[THE EXERCISE]
Output all lines exactly, with nothing added or dropped.

Extracted data entries
+++
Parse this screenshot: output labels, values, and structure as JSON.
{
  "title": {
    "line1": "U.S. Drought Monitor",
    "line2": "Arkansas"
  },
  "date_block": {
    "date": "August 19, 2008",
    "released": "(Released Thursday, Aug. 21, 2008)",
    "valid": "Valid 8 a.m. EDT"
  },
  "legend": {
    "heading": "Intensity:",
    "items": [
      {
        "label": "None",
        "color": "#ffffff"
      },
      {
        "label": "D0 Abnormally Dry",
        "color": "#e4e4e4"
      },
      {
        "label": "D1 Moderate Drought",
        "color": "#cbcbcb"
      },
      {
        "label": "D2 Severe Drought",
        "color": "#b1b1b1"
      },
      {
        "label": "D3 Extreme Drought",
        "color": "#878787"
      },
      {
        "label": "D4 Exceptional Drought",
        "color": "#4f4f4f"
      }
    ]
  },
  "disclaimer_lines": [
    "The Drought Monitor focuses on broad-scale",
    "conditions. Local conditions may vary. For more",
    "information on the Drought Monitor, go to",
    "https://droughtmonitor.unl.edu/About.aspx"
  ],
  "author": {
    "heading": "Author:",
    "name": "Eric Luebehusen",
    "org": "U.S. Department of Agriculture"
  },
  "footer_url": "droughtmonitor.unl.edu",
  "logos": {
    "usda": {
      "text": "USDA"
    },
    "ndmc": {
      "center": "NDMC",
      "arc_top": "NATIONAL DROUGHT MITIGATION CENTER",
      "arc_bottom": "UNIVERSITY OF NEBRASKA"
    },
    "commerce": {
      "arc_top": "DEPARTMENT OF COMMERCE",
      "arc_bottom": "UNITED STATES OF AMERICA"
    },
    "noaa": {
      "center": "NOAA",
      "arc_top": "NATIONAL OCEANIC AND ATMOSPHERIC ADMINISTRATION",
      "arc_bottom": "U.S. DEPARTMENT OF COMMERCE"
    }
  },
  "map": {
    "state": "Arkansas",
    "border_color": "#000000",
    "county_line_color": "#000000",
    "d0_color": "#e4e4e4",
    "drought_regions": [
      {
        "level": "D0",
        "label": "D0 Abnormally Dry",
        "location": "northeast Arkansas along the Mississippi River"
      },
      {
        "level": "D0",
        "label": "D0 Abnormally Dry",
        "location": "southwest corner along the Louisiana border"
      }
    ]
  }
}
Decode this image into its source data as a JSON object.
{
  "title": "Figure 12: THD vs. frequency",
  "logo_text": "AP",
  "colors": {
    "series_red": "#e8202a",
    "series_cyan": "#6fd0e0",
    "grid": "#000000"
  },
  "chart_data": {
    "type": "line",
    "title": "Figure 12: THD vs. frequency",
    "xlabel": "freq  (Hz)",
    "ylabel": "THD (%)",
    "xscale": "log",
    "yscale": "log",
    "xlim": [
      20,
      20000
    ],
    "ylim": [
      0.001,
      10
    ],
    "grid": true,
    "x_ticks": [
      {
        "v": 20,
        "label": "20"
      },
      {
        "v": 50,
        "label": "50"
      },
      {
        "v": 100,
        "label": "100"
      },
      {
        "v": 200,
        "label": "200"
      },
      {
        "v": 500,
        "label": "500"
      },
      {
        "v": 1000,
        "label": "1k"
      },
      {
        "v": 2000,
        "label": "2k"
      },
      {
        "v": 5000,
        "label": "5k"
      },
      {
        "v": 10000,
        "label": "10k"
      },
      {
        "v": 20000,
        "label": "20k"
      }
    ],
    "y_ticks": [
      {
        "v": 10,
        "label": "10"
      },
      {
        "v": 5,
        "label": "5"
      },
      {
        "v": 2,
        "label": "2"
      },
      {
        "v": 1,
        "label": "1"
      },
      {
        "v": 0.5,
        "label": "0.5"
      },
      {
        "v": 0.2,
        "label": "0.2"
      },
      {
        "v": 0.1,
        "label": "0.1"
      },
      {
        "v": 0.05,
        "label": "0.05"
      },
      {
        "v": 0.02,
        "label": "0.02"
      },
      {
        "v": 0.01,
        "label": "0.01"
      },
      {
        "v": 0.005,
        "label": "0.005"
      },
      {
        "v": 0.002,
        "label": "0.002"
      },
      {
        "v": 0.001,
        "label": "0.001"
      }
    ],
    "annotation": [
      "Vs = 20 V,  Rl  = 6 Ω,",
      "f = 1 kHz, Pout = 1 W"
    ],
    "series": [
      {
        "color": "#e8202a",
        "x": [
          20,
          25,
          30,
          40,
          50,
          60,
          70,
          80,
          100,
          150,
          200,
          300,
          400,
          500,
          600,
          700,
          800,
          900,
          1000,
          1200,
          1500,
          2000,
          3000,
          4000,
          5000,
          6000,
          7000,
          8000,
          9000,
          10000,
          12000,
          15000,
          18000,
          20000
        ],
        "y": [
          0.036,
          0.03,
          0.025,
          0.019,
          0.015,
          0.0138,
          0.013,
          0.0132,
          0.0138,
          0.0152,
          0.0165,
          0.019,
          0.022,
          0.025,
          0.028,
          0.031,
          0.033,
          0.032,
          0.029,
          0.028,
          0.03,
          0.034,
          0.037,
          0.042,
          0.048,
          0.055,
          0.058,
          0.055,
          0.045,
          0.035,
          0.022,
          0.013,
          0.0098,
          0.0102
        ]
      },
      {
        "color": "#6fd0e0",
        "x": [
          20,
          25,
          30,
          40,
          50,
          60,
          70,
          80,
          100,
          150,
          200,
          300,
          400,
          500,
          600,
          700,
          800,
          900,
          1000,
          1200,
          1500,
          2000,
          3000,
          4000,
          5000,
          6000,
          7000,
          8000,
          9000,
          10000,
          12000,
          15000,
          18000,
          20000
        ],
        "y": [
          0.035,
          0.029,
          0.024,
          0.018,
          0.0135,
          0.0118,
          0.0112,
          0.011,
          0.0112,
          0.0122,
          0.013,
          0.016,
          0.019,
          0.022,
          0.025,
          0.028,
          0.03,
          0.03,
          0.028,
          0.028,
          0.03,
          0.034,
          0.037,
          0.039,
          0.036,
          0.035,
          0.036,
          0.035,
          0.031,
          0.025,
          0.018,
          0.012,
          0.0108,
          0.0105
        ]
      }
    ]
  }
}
+++
[REPLY TO THE EXERCISE]
Parse this screenshot: output labels, values, and structure as JSON.
{
  "title": {
    "line1": "U.S. Drought Monitor",
    "line2": "Arkansas"
  },
  "date_block": {
    "date": "August 19, 2008",
    "released": "(Released Thursday, Aug. 21, 2008)",
    "valid": "Valid 8 a.m. EDT"
  },
  "legend": {
    "heading": "Intensity:",
    "items": [
      {
        "label": "None",
        "color": "#ffffff"
      },
      {
        "label": "D0 Abnormally Dry",
        "color": "#e4e4e4"
      },
      {
        "label": "D1 Moderate Drought",
        "color": "#cbcbcb"
      },
      {
        "label": "D2 Severe Drought",
        "color": "#b1b1b1"
      },
      {
        "label": "D3 Extreme Drought",
        "color": "#878787"
      },
      {
        "label": "D4 Exceptional Drought",
        "color": "#4f4f4f"
      }
    ]
  },
  "disclaimer_lines": [
    "The Drought Monitor focuses on broad-scale",
    "conditions. Local conditions may vary. For more",
    "information on the Drought Monitor, go to",
    "https://droughtmonitor.unl.edu/About.aspx"
  ],
  "author": {
    "heading": "Author:",
    "name": "Eric Luebehusen",
    "org": "U.S. Department of Agriculture"
  },
  "footer_url": "droughtmonitor.unl.edu",
  "logos": {
    "usda": {
      "text": "USDA"
    },
    "ndmc": {
      "center": "NDMC",
      "arc_top": "NATIONAL DROUGHT MITIGATION CENTER",
      "arc_bottom": "UNIVERSITY OF NEBRASKA"
    },
    "commerce": {
      "arc_top": "DEPARTMENT OF COMMERCE",
      "arc_bottom": "UNITED STATES OF AMERICA"
    },
    "noaa": {
      "center": "NOAA",
      "arc_top": "NATIONAL OCEANIC AND ATMOSPHERIC ADMINISTRATION",
      "arc_bottom": "U.S. DEPARTMENT OF COMMERCE"
    }
  },
  "map": {
    "state": "Arkansas",
    "border_color": "#000000",
    "county_line_color": "#000000",
    "d0_color": "#e4e4e4",
    "drought_regions": [
      {
        "level": "D0",
        "label": "D0 Abnormally Dry",
        "location": "northeast Arkansas along the Mississippi River"
      },
      {
        "level": "D0",
        "label": "D0 Abnormally Dry",
        "location": "southwest corner along the Louisiana border"
      }
    ]
  }
}
Decode this image into its source data as a JSON object.
{
  "title": "Figure 12: THD vs. frequency",
  "logo_text": "AP",
  "colors": {
    "series_red": "#e8202a",
    "series_cyan": "#6fd0e0",
    "grid": "#000000"
  },
  "chart_data": {
    "type": "line",
    "title": "Figure 12: THD vs. frequency",
    "xlabel": "freq  (Hz)",
    "ylabel": "THD (%)",
    "xscale": "log",
    "yscale": "log",
    "xlim": [
      20,
      20000
    ],
    "ylim": [
      0.001,
      10
    ],
    "grid": true,
    "x_ticks": [
      {
        "v": 20,
        "label": "20"
      },
      {
        "v": 50,
        "label": "50"
      },
      {
        "v": 100,
        "label": "100"
      },
      {
        "v": 200,
        "label": "200"
      },
      {
        "v": 500,
        "label": "500"
      },
      {
        "v": 1000,
        "label": "1k"
      },
      {
        "v": 2000,
        "label": "2k"
      },
      {
        "v": 5000,
        "label": "5k"
      },
      {
        "v": 10000,
        "label": "10k"
      },
      {
        "v": 20000,
        "label": "20k"
      }
    ],
    "y_ticks": [
      {
        "v": 10,
        "label": "10"
      },
      {
        "v": 5,
        "label": "5"
      },
      {
        "v": 2,
        "label": "2"
      },
      {
        "v": 1,
        "label": "1"
      },
      {
        "v": 0.5,
        "label": "0.5"
      },
      {
        "v": 0.2,
        "label": "0.2"
      },
      {
        "v": 0.1,
        "label": "0.1"
      },
      {
        "v": 0.05,
        "label": "0.05"
      },
      {
        "v": 0.02,
        "label": "0.02"
      },
      {
        "v": 0.01,
        "label": "0.01"
      },
      {
        "v": 0.005,
        "label": "0.005"
      },
      {
        "v": 0.002,
        "label": "0.002"
      },
      {
        "v": 0.001,
        "label": "0.001"
      }
    ],
    "annotation": [
      "Vs = 20 V,  Rl  = 6 Ω,",
      "f = 1 kHz, Pout = 1 W"
    ],
    "series": [
      {
        "color": "#e8202a",
        "x": [
          20,
          25,
          30,
          40,
          50,
          60,
          70,
          80,
          100,
          150,
          200,
          300,
          400,
          500,
          600,
          700,
          800,
          900,
          1000,
          1200,
          1500,
          2000,
          3000,
          4000,
          5000,
          6000,
          7000,
          8000,
          9000,
          10000,
          12000,
          15000,
          18000,
          20000
        ],
        "y": [
          0.036,
          0.03,
          0.025,
          0.019,
          0.015,
          0.0138,
          0.013,
          0.0132,
          0.0138,
          0.0152,
          0.0165,
          0.019,
          0.022,
          0.025,
          0.028,
          0.031,
          0.033,
          0.032,
          0.029,
          0.028,
          0.03,
          0.034,
          0.037,
          0.042,
          0.048,
          0.055,
          0.058,
          0.055,
          0.045,
          0.035,
          0.022,
          0.013,
          0.0098,
          0.0102
        ]
      },
      {
        "color": "#6fd0e0",
        "x": [
          20,
          25,
          30,
          40,
          50,
          60,
          70,
          80,
          100,
          150,
          200,
          300,
          400,
          500,
          600,
          700,
          800,
          900,
          1000,
          1200,
          1500,
          2000,
          3000,
          4000,
          5000,
          6000,
          7000,
          8000,
          9000,
          10000,
          12000,
          15000,
          18000,
          20000
        ],
        "y": [
          0.035,
          0.029,
          0.024,
          0.018,
          0.0135,
          0.0118,
          0.0112,
          0.011,
          0.0112,
          0.0122,
          0.013,
          0.016,
          0.019,
          0.022,
          0.025,
          0.028,
          0.03,
          0.03,
          0.028,
          0.028,
          0.03,
          0.034,
          0.037,
          0.039,
          0.036,
          0.035,
          0.036,
          0.035,
          0.031,
          0.025,
          0.018,
          0.012,
          0.0108,
          0.0105
        ]
      }
    ]
  }
}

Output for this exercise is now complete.